### STATED TASK
Write out the full set of records exactly. Any pictures in them do not belong in the copy.
════════════════════
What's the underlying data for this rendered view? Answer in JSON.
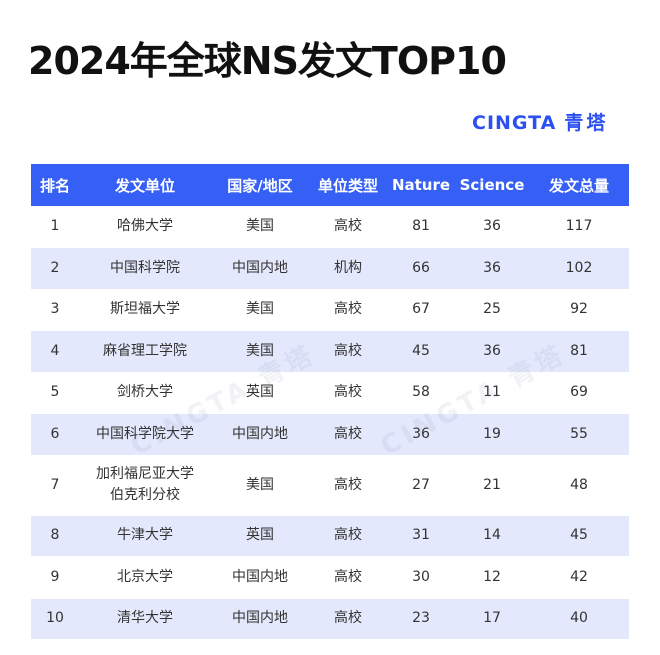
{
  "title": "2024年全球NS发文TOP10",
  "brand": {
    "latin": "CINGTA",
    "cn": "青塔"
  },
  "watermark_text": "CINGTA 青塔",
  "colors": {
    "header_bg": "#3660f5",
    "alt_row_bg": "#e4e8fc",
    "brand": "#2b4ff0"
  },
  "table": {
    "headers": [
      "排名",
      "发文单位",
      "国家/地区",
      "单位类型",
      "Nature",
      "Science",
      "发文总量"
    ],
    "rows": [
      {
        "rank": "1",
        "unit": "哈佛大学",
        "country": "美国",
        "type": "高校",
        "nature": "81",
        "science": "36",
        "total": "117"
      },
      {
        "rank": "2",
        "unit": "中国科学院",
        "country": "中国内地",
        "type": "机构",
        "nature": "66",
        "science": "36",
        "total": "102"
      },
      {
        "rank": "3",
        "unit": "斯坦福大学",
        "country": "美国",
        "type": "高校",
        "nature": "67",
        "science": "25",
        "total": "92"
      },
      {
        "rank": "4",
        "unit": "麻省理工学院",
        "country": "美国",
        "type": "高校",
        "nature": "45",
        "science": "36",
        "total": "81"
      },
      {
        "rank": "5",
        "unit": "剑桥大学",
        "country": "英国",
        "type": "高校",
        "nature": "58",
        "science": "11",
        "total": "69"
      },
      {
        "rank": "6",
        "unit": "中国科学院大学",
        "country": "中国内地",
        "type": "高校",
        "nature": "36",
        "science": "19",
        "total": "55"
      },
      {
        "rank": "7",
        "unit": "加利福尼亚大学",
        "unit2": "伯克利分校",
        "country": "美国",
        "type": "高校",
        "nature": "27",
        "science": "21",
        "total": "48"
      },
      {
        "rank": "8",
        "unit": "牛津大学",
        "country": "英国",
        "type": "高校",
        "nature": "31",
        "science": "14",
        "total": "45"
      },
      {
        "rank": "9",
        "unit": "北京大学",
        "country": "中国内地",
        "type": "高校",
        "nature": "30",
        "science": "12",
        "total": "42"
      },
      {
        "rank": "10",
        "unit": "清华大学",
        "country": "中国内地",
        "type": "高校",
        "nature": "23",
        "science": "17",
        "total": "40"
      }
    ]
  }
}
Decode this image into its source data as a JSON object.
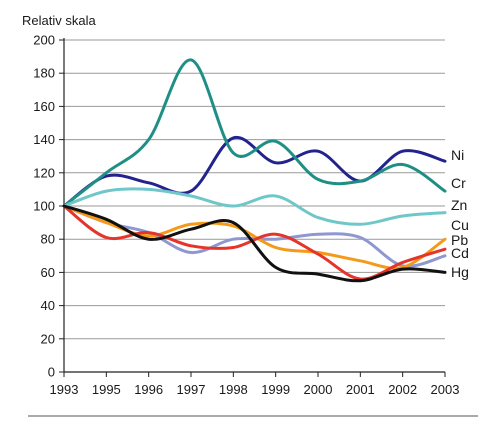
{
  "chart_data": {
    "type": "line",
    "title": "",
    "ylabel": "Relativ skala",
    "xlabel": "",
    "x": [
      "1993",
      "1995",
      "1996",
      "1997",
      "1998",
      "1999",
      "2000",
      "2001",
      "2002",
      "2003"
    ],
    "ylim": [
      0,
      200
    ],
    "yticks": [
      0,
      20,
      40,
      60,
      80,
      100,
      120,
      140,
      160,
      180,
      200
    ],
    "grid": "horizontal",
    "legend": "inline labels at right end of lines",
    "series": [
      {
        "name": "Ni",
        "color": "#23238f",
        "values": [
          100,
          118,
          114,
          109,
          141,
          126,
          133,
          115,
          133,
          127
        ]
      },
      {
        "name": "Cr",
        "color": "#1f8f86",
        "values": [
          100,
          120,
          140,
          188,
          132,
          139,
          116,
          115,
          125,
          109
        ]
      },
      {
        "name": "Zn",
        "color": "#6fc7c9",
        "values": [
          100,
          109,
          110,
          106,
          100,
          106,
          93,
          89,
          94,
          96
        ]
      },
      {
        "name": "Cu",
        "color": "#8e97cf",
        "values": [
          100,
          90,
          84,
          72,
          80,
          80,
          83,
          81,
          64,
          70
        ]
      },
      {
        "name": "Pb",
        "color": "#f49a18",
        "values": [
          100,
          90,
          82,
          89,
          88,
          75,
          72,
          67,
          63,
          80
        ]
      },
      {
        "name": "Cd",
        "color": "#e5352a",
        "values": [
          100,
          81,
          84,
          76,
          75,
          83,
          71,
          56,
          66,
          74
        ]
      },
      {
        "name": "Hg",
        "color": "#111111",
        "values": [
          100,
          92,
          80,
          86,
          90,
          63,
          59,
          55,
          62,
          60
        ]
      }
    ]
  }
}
════════════════════
### RESULT FOR THIS EXERCISE
What's the underlying data for this rendered view? Answer in JSON.
{
  "title": "2024年全球NS发文TOP10",
  "brand": {
    "latin": "CINGTA",
    "cn": "青塔"
  },
  "watermark_text": "CINGTA 青塔",
  "colors": {
    "header_bg": "#3660f5",
    "alt_row_bg": "#e4e8fc",
    "brand": "#2b4ff0"
  },
  "table": {
    "headers": [
      "排名",
      "发文单位",
      "国家/地区",
      "单位类型",
      "Nature",
      "Science",
      "发文总量"
    ],
    "rows": [
      {
        "rank": "1",
        "unit": "哈佛大学",
        "country": "美国",
        "type": "高校",
        "nature": "81",
        "science": "36",
        "total": "117"
      },
      {
        "rank": "2",
        "unit": "中国科学院",
        "country": "中国内地",
        "type": "机构",
        "nature": "66",
        "science": "36",
        "total": "102"
      },
      {
        "rank": "3",
        "unit": "斯坦福大学",
        "country": "美国",
        "type": "高校",
        "nature": "67",
        "science": "25",
        "total": "92"
      },
      {
        "rank": "4",
        "unit": "麻省理工学院",
        "country": "美国",
        "type": "高校",
        "nature": "45",
        "science": "36",
        "total": "81"
      },
      {
        "rank": "5",
        "unit": "剑桥大学",
        "country": "英国",
        "type": "高校",
        "nature": "58",
        "science": "11",
        "total": "69"
      },
      {
        "rank": "6",
        "unit": "中国科学院大学",
        "country": "中国内地",
        "type": "高校",
        "nature": "36",
        "science": "19",
        "total": "55"
      },
      {
        "rank": "7",
        "unit": "加利福尼亚大学",
        "unit2": "伯克利分校",
        "country": "美国",
        "type": "高校",
        "nature": "27",
        "science": "21",
        "total": "48"
      },
      {
        "rank": "8",
        "unit": "牛津大学",
        "country": "英国",
        "type": "高校",
        "nature": "31",
        "science": "14",
        "total": "45"
      },
      {
        "rank": "9",
        "unit": "北京大学",
        "country": "中国内地",
        "type": "高校",
        "nature": "30",
        "science": "12",
        "total": "42"
      },
      {
        "rank": "10",
        "unit": "清华大学",
        "country": "中国内地",
        "type": "高校",
        "nature": "23",
        "science": "17",
        "total": "40"
      }
    ]
  }
}
Decode this image into its source data as a JSON object.
{
  "chart_data": {
    "type": "line",
    "title": "",
    "ylabel": "Relativ skala",
    "xlabel": "",
    "x": [
      "1993",
      "1995",
      "1996",
      "1997",
      "1998",
      "1999",
      "2000",
      "2001",
      "2002",
      "2003"
    ],
    "ylim": [
      0,
      200
    ],
    "yticks": [
      0,
      20,
      40,
      60,
      80,
      100,
      120,
      140,
      160,
      180,
      200
    ],
    "grid": "horizontal",
    "legend": "inline labels at right end of lines",
    "series": [
      {
        "name": "Ni",
        "color": "#23238f",
        "values": [
          100,
          118,
          114,
          109,
          141,
          126,
          133,
          115,
          133,
          127
        ]
      },
      {
        "name": "Cr",
        "color": "#1f8f86",
        "values": [
          100,
          120,
          140,
          188,
          132,
          139,
          116,
          115,
          125,
          109
        ]
      },
      {
        "name": "Zn",
        "color": "#6fc7c9",
        "values": [
          100,
          109,
          110,
          106,
          100,
          106,
          93,
          89,
          94,
          96
        ]
      },
      {
        "name": "Cu",
        "color": "#8e97cf",
        "values": [
          100,
          90,
          84,
          72,
          80,
          80,
          83,
          81,
          64,
          70
        ]
      },
      {
        "name": "Pb",
        "color": "#f49a18",
        "values": [
          100,
          90,
          82,
          89,
          88,
          75,
          72,
          67,
          63,
          80
        ]
      },
      {
        "name": "Cd",
        "color": "#e5352a",
        "values": [
          100,
          81,
          84,
          76,
          75,
          83,
          71,
          56,
          66,
          74
        ]
      },
      {
        "name": "Hg",
        "color": "#111111",
        "values": [
          100,
          92,
          80,
          86,
          90,
          63,
          59,
          55,
          62,
          60
        ]
      }
    ]
  }
}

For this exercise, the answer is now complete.